— Start of TASK DATA —
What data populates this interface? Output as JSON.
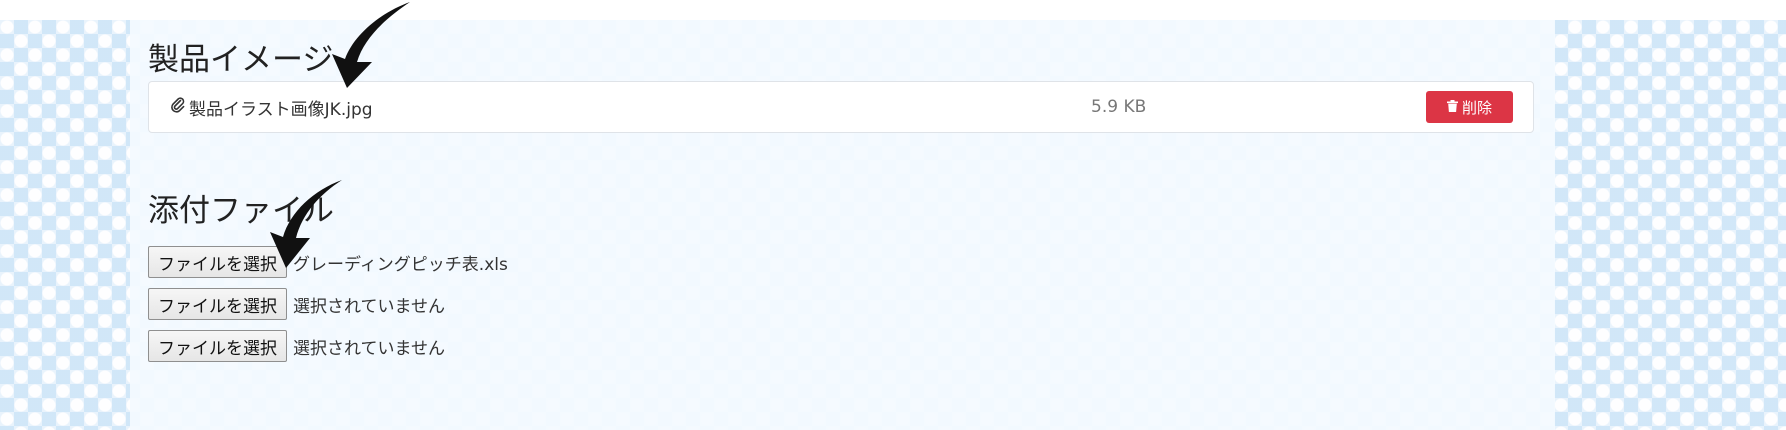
{
  "sections": {
    "product_image": {
      "heading": "製品イメージ",
      "file": {
        "icon": "paperclip-icon",
        "name": "製品イラスト画像JK.jpg",
        "size": "5.9 KB",
        "delete_icon": "trash-icon",
        "delete_label": "削除",
        "delete_color": "#dc3545"
      }
    },
    "attachments": {
      "heading": "添付ファイル",
      "inputs": [
        {
          "button_label": "ファイルを選択",
          "status": "グレーディングピッチ表.xls"
        },
        {
          "button_label": "ファイルを選択",
          "status": "選択されていません"
        },
        {
          "button_label": "ファイルを選択",
          "status": "選択されていません"
        }
      ]
    }
  },
  "annotations": [
    {
      "icon": "black-arrow-icon",
      "target": "product-file-name"
    },
    {
      "icon": "black-arrow-icon",
      "target": "file-input-1"
    }
  ],
  "colors": {
    "page_background": "#e9f3fc",
    "panel_background": "#f4faff",
    "danger": "#dc3545"
  }
}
— End of TASK DATA —
Reproduce each line of the records exactly, and omit every picture.

*WRITTEN SOLUTION*
What data populates this interface? Output as JSON.
{
  "sections": {
    "product_image": {
      "heading": "製品イメージ",
      "file": {
        "icon": "paperclip-icon",
        "name": "製品イラスト画像JK.jpg",
        "size": "5.9 KB",
        "delete_icon": "trash-icon",
        "delete_label": "削除",
        "delete_color": "#dc3545"
      }
    },
    "attachments": {
      "heading": "添付ファイル",
      "inputs": [
        {
          "button_label": "ファイルを選択",
          "status": "グレーディングピッチ表.xls"
        },
        {
          "button_label": "ファイルを選択",
          "status": "選択されていません"
        },
        {
          "button_label": "ファイルを選択",
          "status": "選択されていません"
        }
      ]
    }
  },
  "annotations": [
    {
      "icon": "black-arrow-icon",
      "target": "product-file-name"
    },
    {
      "icon": "black-arrow-icon",
      "target": "file-input-1"
    }
  ],
  "colors": {
    "page_background": "#e9f3fc",
    "panel_background": "#f4faff",
    "danger": "#dc3545"
  }
}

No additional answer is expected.